*PROBLEM STATEMENT:*
Read the lines below. Copy out any that hold the string "University".

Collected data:
○ ○ ○ ○ ○ ○ ○
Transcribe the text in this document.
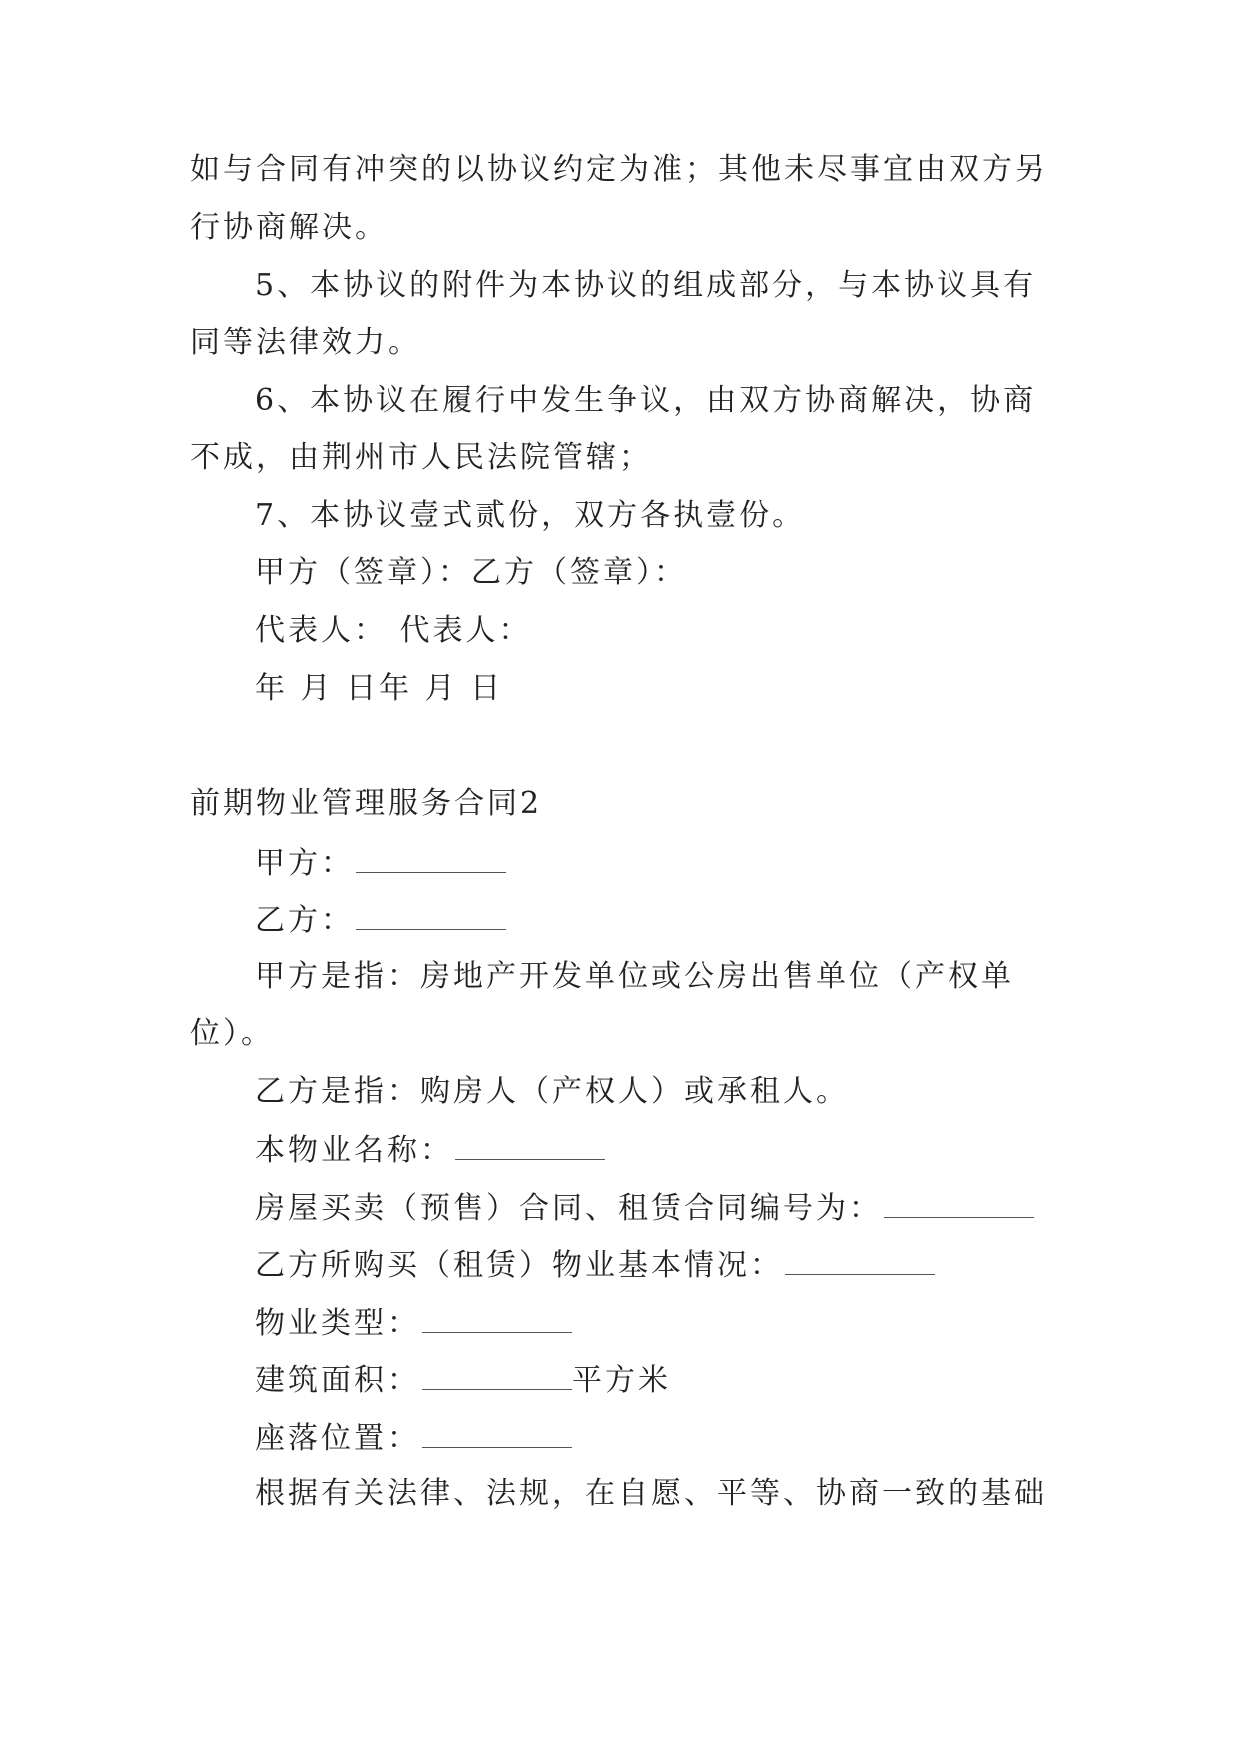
如与合同有冲突的以协议约定为准；其他未尽事宜由双方另
行协商解决。
5、本协议的附件为本协议的组成部分，与本协议具有
同等法律效力。
6、本协议在履行中发生争议，由双方协商解决，协商
不成，由荆州市人民法院管辖；
7、本协议壹式贰份，双方各执壹份。
甲方（签章）：乙方（签章）：
代表人： 代表人：
年 月 日年 月 日
前期物业管理服务合同2
甲方：
乙方：
甲方是指：房地产开发单位或公房出售单位（产权单
位）。
乙方是指：购房人（产权人）或承租人。
本物业名称：
房屋买卖（预售）合同、租赁合同编号为：
乙方所购买（租赁）物业基本情况：
物业类型：
建筑面积：	平方米
座落位置：
根据有关法律、法规，在自愿、平等、协商一致的基础
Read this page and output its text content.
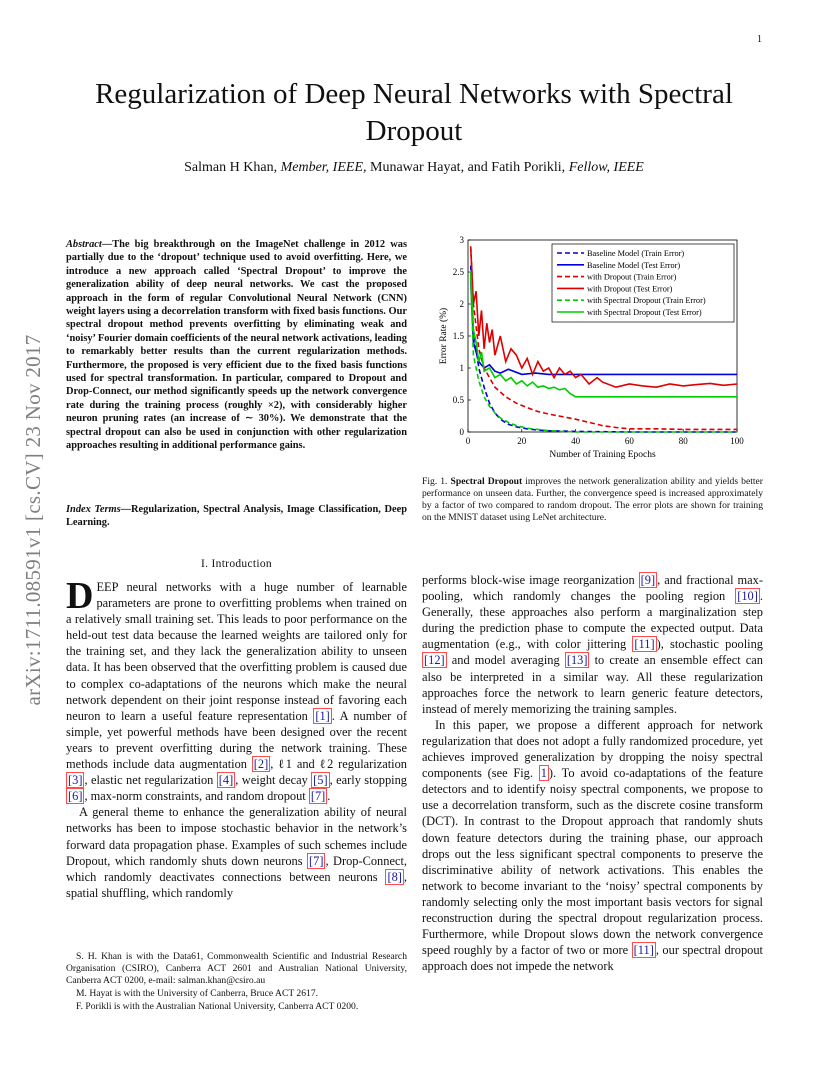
1
arXiv:1711.08591v1 [cs.CV] 23 Nov 2017
Regularization of Deep Neural Networks with Spectral Dropout
Salman H Khan, Member, IEEE, Munawar Hayat, and Fatih Porikli, Fellow, IEEE
Abstract—The big breakthrough on the ImageNet challenge in 2012 was partially due to the ‘dropout’ technique used to avoid overfitting. Here, we introduce a new approach called ‘Spectral Dropout’ to improve the generalization ability of deep neural networks. We cast the proposed approach in the form of regular Convolutional Neural Network (CNN) weight layers using a decorrelation transform with fixed basis functions. Our spectral dropout method prevents overfitting by eliminating weak and ‘noisy’ Fourier domain coefficients of the neural network activations, leading to remarkably better results than the current regularization methods. Furthermore, the proposed is very efficient due to the fixed basis functions used for spectral transformation. In particular, compared to Dropout and Drop-Connect, our method significantly speeds up the network convergence rate during the training process (roughly ×2), with considerably higher neuron pruning rates (an increase of ∼ 30%). We demonstrate that the spectral dropout can also be used in conjunction with other regularization approaches resulting in additional performance gains.
Index Terms—Regularization, Spectral Analysis, Image Classification, Deep Learning.
I. Introduction

DEEP neural networks with a huge number of learnable parameters are prone to overfitting problems when trained on a relatively small training set. This leads to poor performance on the held-out test data because the learned weights are tailored only for the training set, and they lack the generalization ability to unseen data. It has been observed that the overfitting problem is caused due to complex co-adaptations of the neurons which make the neural network dependent on their joint response instead of favoring each neuron to learn a useful feature representation [1] . A number of simple, yet powerful methods have been designed over the recent years to prevent overfitting during the network training. These methods include data augmentation [2] , ℓ1 and ℓ2 regularization [3] , elastic net regularization [4] , weight decay [5] , early stopping [6] , max-norm constraints, and random dropout [7] .

A general theme to enhance the generalization ability of neural networks has been to impose stochastic behavior in the network’s forward data propagation phase. Examples of such schemes include Dropout, which randomly shuts down neurons [7] , Drop-Connect, which randomly deactivates connections between neurons [8] , spatial shuffling, which randomly

S. H. Khan is with the Data61, Commonwealth Scientific and Industrial Research Organisation (CSIRO), Canberra ACT 2601 and Australian National University, Canberra ACT 0200, e-mail: salman.khan@csiro.au

M. Hayat is with the University of Canberra, Bruce ACT 2617.

F. Porikli is with the Australian National University, Canberra ACT 0200.

0	20	40	60	80	100
0
0.5
1
1.5
2
2.5
3
Number of Training Epochs
Error Rate (%)
Baseline Model (Train Error)
Baseline Model (Test Error)
with Dropout (Train Error)
with Dropout (Test Error)
with Spectral Dropout (Train Error)
with Spectral Dropout (Test Error)
Fig. 1. Spectral Dropout improves the network generalization ability and yields better performance on unseen data. Further, the convergence speed is increased approximately by a factor of two compared to random dropout. The error plots are shown for training on the MNIST dataset using LeNet architecture.

performs block-wise image reorganization [9] , and fractional max-pooling, which randomly changes the pooling region [10] . Generally, these approaches also perform a marginalization step during the prediction phase to compute the expected output. Data augmentation (e.g., with color jittering [11] ), stochastic pooling [12] and model averaging [13] to create an ensemble effect can also be interpreted in a similar way. All these regularization approaches force the network to learn generic feature detectors, instead of merely memorizing the training samples.

In this paper, we propose a different approach for network regularization that does not adopt a fully randomized procedure, yet achieves improved generalization by dropping the noisy spectral components (see Fig. 1 ). To avoid co-adaptations of the feature detectors and to identify noisy spectral components, we propose to use a decorrelation transform, such as the discrete cosine transform (DCT). In contrast to the Dropout approach that randomly shuts down feature detectors during the training phase, our approach drops out the less significant spectral components to preserve the discriminative ability of network activations. This enables the network to become invariant to the ‘noisy’ spectral components by randomly selecting only the most important basis vectors for signal reconstruction during the spectral dropout regularization process. Furthermore, while Dropout slows down the network convergence speed roughly by a factor of two or more [11] , our spectral dropout approach does not impede the network
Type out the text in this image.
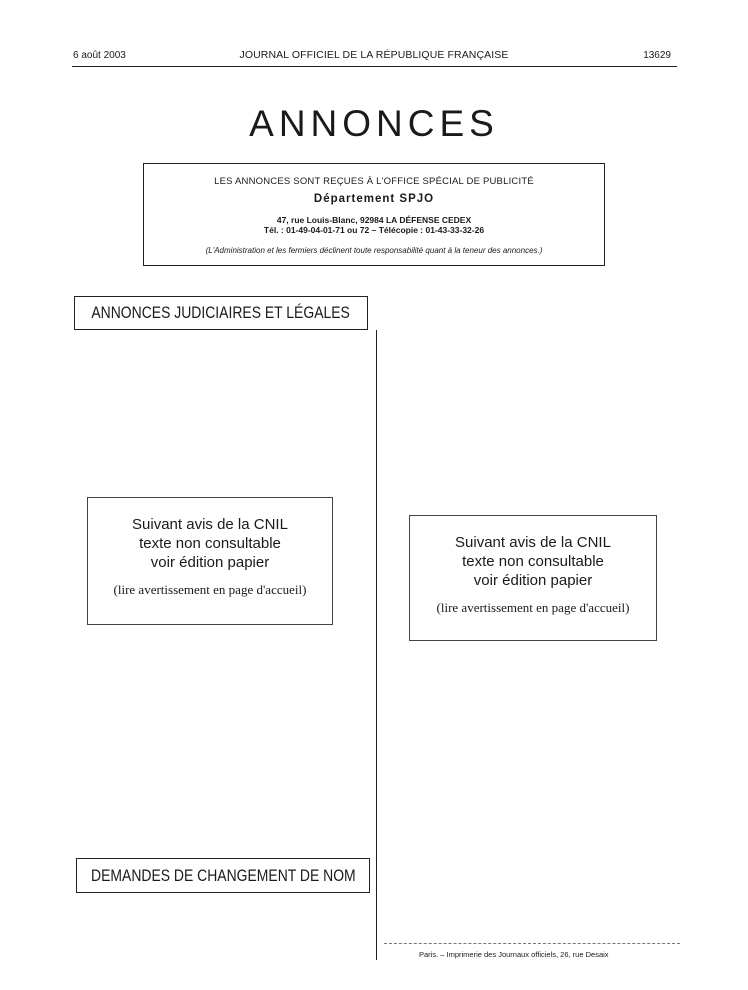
6 août 2003	JOURNAL OFFICIEL DE LA RÉPUBLIQUE FRANÇAISE	13629
ANNONCES
LES ANNONCES SONT REÇUES À L'OFFICE SPÉCIAL DE PUBLICITÉ
Département SPJO
47, rue Louis-Blanc, 92984 LA DÉFENSE CEDEX
Tél. : 01-49-04-01-71 ou 72 – Télécopie : 01-43-33-32-26
(L'Administration et les fermiers déclinent toute responsabilité quant à la teneur des annonces.)
ANNONCES JUDICIAIRES ET LÉGALES
Suivant avis de la CNIL
texte non consultable
voir édition papier
(lire avertissement en page d'accueil)
Suivant avis de la CNIL
texte non consultable
voir édition papier
(lire avertissement en page d'accueil)
DEMANDES DE CHANGEMENT DE NOM
Paris. – Imprimerie des Journaux officiels, 26, rue Desaix
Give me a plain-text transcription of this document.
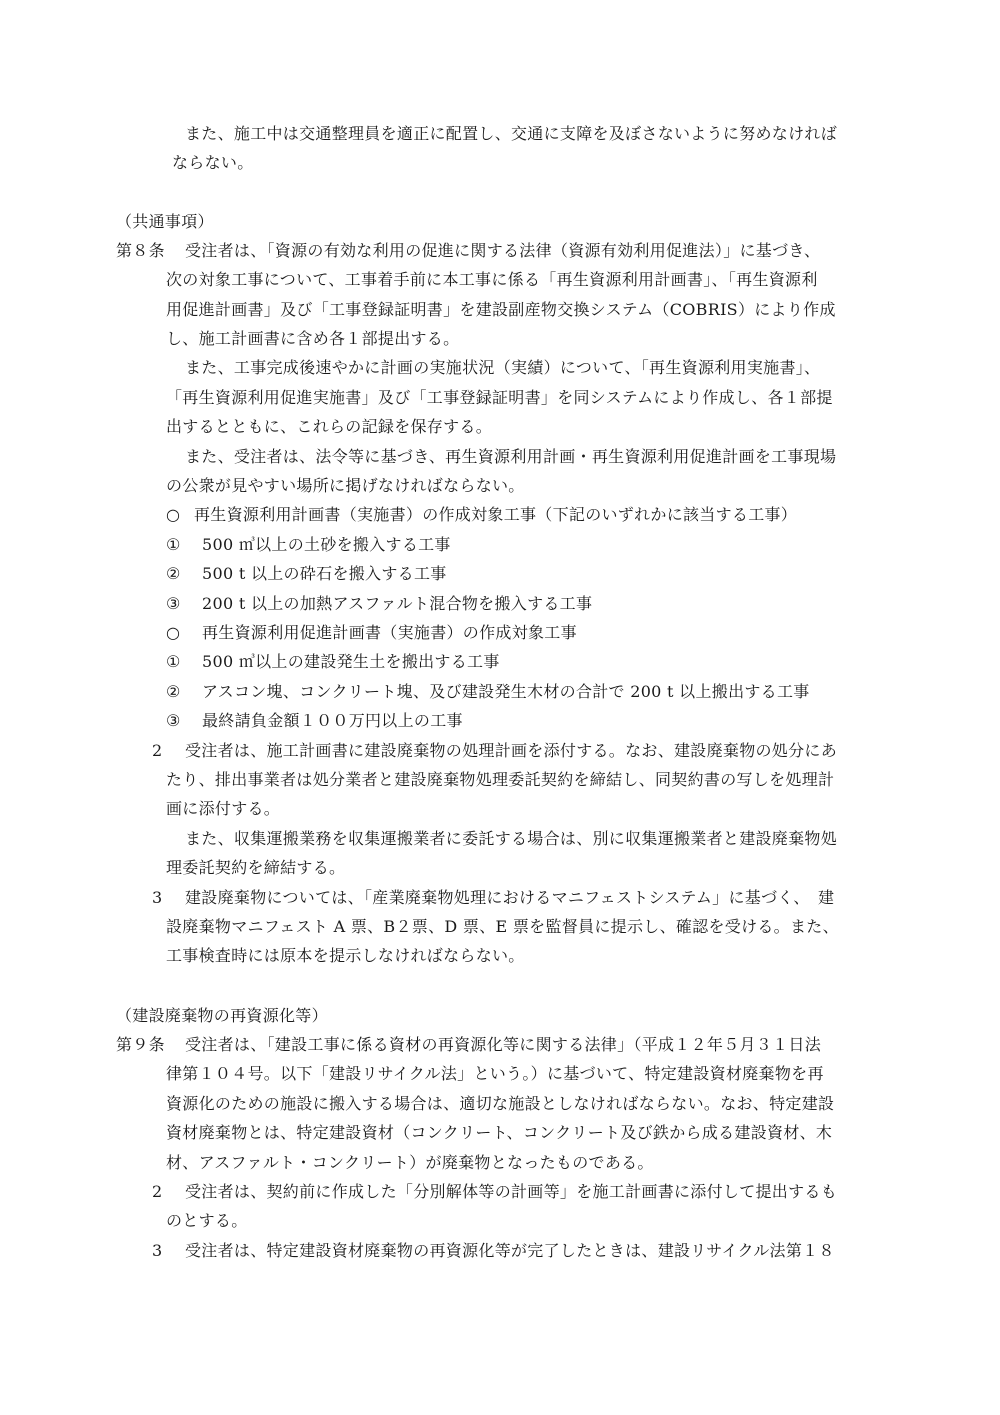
また、施工中は交通整理員を適正に配置し、交通に支障を及ぼさないように努めなければ
ならない。
（共通事項）
第８条 受注者は、「資源の有効な利用の促進に関する法律（資源有効利用促進法）」に基づき、
次の対象工事について、工事着手前に本工事に係る「再生資源利用計画書」、「再生資源利
用促進計画書」及び「工事登録証明書」を建設副産物交換システム（COBRIS）により作成
し、施工計画書に含め各１部提出する。
また、工事完成後速やかに計画の実施状況（実績）について、「再生資源利用実施書」、
「再生資源利用促進実施書」及び「工事登録証明書」を同システムにより作成し、各１部提
出するとともに、これらの記録を保存する。
また、受注者は、法令等に基づき、再生資源利用計画・再生資源利用促進計画を工事現場
の公衆が見やすい場所に掲げなければならない。
○ 再生資源利用計画書（実施書）の作成対象工事（下記のいずれかに該当する工事）
① 500 ㎥以上の土砂を搬入する工事
② 500 t 以上の砕石を搬入する工事
③ 200 t 以上の加熱アスファルト混合物を搬入する工事
○ 再生資源利用促進計画書（実施書）の作成対象工事
① 500 ㎥以上の建設発生土を搬出する工事
② アスコン塊、コンクリート塊、及び建設発生木材の合計で 200 t 以上搬出する工事
③ 最終請負金額１００万円以上の工事
2 受注者は、施工計画書に建設廃棄物の処理計画を添付する。なお、建設廃棄物の処分にあ
たり、排出事業者は処分業者と建設廃棄物処理委託契約を締結し、同契約書の写しを処理計
画に添付する。
また、収集運搬業務を収集運搬業者に委託する場合は、別に収集運搬業者と建設廃棄物処
理委託契約を締結する。
3 建設廃棄物については、「産業廃棄物処理におけるマニフェストシステム」に基づく、　建
設廃棄物マニフェスト A 票、B２票、D 票、E 票を監督員に提示し、確認を受ける。また、
工事検査時には原本を提示しなければならない。
（建設廃棄物の再資源化等）
第９条 受注者は、「建設工事に係る資材の再資源化等に関する法律」（平成１２年５月３１日法
律第１０４号。以下「建設リサイクル法」という。）に基づいて、特定建設資材廃棄物を再
資源化のための施設に搬入する場合は、適切な施設としなければならない。なお、特定建設
資材廃棄物とは、特定建設資材（コンクリート、コンクリート及び鉄から成る建設資材、木
材、アスファルト・コンクリート）が廃棄物となったものである。
2 受注者は、契約前に作成した「分別解体等の計画等」を施工計画書に添付して提出するも
のとする。
3 受注者は、特定建設資材廃棄物の再資源化等が完了したときは、建設リサイクル法第１８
○ ○ ○ ○ ○ ○ ○
*TASK SOLUTION:*
S. H. Khan is with the Data61, Commonwealth Scientific and Industrial Research Organisation (CSIRO), Canberra ACT 2601 and Australian National University, Canberra ACT 0200, e-mail: salman.khan@csiro.au
M. Hayat is with the University of Canberra, Bruce ACT 2617.
F. Porikli is with the Australian National University, Canberra ACT 0200.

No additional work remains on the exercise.